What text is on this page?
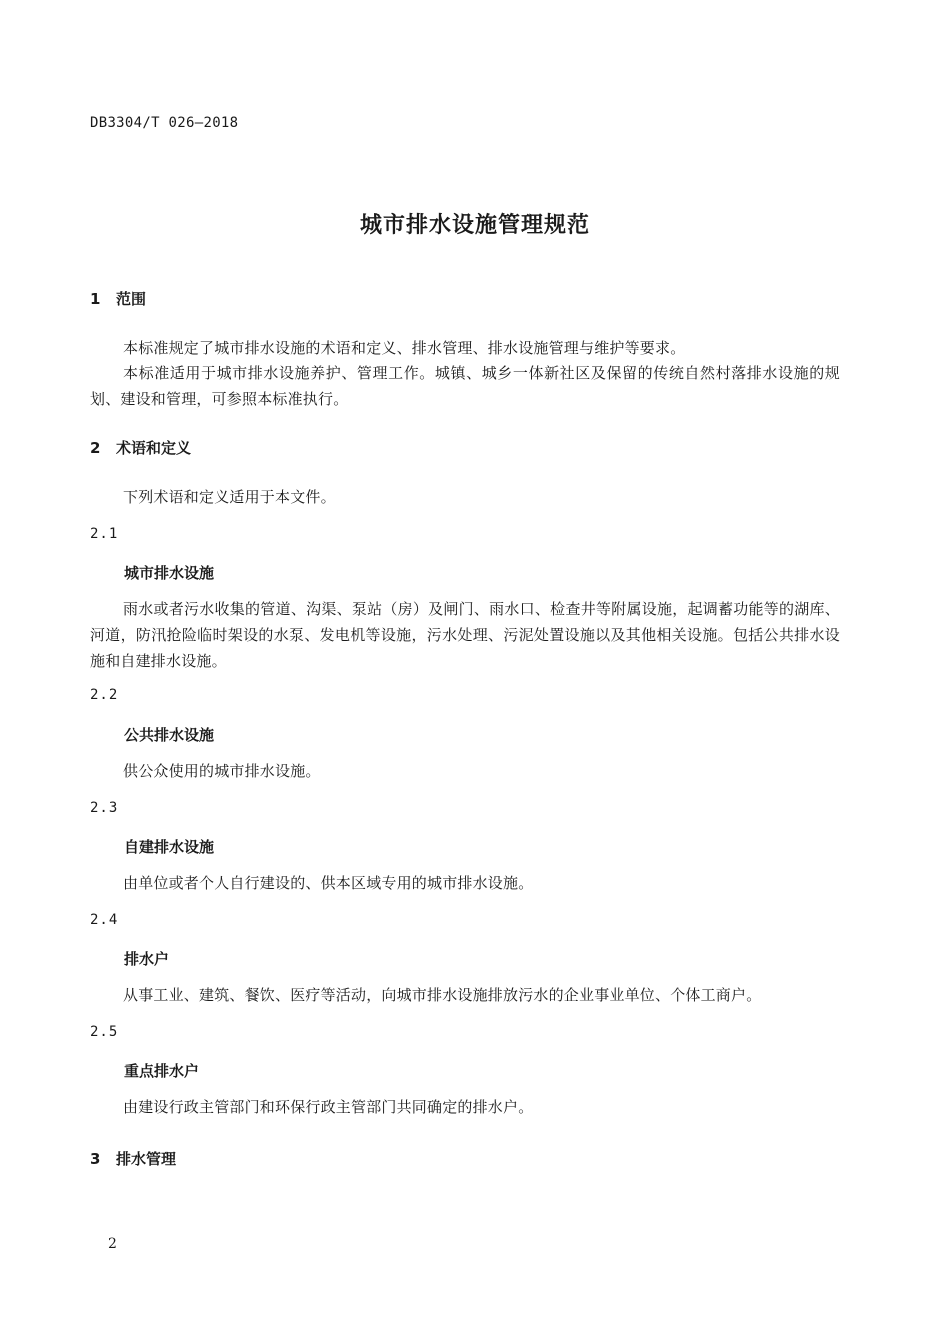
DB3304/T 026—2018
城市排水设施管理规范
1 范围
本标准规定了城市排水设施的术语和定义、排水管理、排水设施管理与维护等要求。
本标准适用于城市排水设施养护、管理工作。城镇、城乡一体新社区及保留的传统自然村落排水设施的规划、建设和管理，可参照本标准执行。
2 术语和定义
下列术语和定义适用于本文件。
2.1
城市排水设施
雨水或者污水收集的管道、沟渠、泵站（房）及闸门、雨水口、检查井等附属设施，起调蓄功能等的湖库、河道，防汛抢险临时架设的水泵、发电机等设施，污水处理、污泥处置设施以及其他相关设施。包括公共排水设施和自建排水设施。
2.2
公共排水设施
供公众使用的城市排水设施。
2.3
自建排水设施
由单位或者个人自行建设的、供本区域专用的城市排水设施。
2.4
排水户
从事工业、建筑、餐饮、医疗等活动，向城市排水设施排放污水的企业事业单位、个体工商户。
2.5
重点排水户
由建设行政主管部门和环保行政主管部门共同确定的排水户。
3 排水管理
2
---
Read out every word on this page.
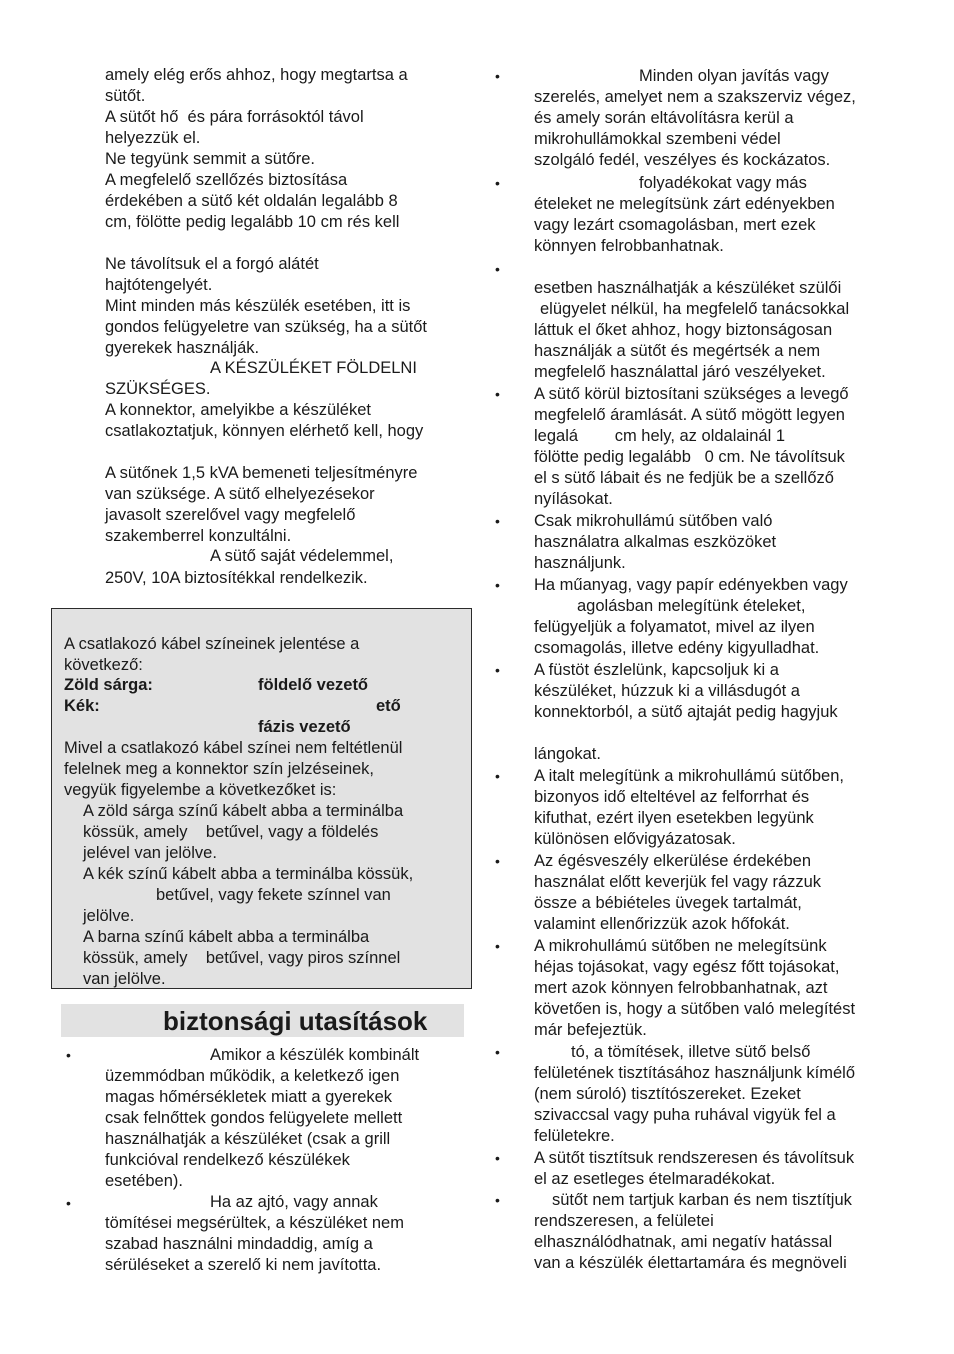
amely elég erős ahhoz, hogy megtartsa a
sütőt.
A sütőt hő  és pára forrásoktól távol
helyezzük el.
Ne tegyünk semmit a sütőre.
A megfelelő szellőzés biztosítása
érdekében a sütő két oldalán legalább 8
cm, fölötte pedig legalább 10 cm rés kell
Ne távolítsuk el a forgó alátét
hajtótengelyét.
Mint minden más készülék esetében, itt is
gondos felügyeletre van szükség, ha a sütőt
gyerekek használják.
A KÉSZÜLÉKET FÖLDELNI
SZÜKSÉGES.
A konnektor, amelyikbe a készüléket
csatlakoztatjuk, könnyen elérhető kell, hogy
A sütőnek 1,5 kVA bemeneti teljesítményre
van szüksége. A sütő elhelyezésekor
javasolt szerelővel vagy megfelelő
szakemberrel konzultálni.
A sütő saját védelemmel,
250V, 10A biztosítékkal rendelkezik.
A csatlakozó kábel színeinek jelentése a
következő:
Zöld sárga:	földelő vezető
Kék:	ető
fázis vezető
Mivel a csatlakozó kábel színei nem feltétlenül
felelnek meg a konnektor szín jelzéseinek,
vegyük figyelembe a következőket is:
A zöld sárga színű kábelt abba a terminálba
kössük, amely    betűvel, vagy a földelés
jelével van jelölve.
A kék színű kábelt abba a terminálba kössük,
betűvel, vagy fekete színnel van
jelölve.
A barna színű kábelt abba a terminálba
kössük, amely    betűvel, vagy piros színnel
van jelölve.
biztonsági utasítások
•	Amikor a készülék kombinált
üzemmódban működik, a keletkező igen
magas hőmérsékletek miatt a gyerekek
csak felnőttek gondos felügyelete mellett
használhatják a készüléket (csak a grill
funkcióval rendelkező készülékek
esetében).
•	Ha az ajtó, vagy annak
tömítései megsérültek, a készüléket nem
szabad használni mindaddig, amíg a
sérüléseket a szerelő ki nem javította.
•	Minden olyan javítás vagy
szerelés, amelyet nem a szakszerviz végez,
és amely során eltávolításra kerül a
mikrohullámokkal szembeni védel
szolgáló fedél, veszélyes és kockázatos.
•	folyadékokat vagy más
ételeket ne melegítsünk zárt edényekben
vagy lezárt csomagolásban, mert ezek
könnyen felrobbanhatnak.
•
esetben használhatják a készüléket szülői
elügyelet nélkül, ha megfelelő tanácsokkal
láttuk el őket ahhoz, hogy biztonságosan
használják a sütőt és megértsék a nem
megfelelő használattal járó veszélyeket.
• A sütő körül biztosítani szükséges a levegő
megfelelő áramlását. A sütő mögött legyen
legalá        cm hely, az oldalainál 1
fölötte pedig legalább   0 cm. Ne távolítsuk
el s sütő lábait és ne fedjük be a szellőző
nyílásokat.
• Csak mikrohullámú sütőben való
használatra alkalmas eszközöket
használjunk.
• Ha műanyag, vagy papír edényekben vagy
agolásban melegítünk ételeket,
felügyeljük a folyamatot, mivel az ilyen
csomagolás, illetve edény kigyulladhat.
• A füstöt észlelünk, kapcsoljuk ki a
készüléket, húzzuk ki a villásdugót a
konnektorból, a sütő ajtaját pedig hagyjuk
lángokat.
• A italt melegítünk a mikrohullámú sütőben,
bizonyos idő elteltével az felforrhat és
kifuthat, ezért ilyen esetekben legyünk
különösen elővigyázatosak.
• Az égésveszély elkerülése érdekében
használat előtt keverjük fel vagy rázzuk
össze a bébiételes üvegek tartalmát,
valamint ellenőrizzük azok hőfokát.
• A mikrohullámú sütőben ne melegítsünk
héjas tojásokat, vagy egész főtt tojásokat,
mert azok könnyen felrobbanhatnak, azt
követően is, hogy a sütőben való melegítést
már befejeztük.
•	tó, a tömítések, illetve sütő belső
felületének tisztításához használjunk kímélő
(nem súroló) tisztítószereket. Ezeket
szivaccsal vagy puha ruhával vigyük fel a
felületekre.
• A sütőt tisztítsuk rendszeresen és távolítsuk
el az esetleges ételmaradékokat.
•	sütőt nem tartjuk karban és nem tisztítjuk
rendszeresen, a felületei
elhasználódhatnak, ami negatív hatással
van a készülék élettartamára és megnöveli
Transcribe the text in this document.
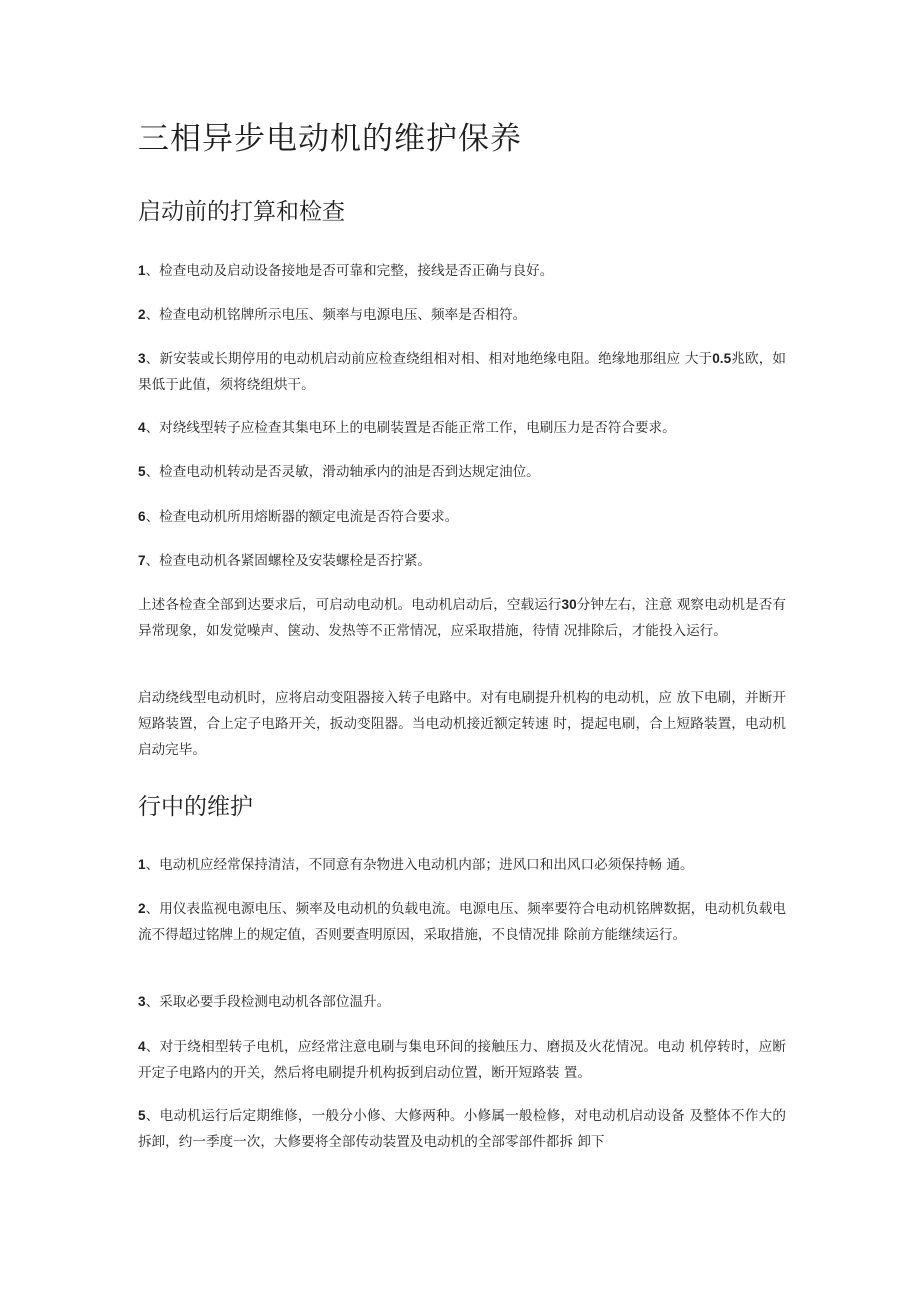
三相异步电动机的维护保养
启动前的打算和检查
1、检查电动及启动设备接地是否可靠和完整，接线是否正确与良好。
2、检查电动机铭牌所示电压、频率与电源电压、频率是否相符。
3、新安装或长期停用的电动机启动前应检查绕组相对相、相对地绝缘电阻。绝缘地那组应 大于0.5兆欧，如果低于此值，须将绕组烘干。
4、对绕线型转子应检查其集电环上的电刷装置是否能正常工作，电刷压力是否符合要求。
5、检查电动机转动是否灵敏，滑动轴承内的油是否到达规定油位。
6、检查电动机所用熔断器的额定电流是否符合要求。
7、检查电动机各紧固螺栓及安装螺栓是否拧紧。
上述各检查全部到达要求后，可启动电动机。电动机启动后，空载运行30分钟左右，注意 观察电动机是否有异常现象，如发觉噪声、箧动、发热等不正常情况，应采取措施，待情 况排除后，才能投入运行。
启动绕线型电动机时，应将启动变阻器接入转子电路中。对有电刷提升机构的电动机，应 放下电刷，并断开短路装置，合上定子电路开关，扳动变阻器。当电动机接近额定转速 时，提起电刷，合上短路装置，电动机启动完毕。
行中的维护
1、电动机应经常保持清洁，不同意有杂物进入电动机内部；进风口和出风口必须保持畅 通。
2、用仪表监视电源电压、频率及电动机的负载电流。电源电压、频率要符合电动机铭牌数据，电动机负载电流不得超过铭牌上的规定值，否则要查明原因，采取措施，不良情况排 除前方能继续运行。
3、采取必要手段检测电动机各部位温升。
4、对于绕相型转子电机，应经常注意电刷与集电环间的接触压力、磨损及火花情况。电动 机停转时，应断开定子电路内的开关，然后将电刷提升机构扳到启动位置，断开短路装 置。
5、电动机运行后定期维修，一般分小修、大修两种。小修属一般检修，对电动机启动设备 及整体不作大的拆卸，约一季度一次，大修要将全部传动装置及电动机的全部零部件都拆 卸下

**Task objective:** Where a line above contains the word "esetében", copy that line.

**Task output:**
Mint minden más készülék esetében, itt is
esetében).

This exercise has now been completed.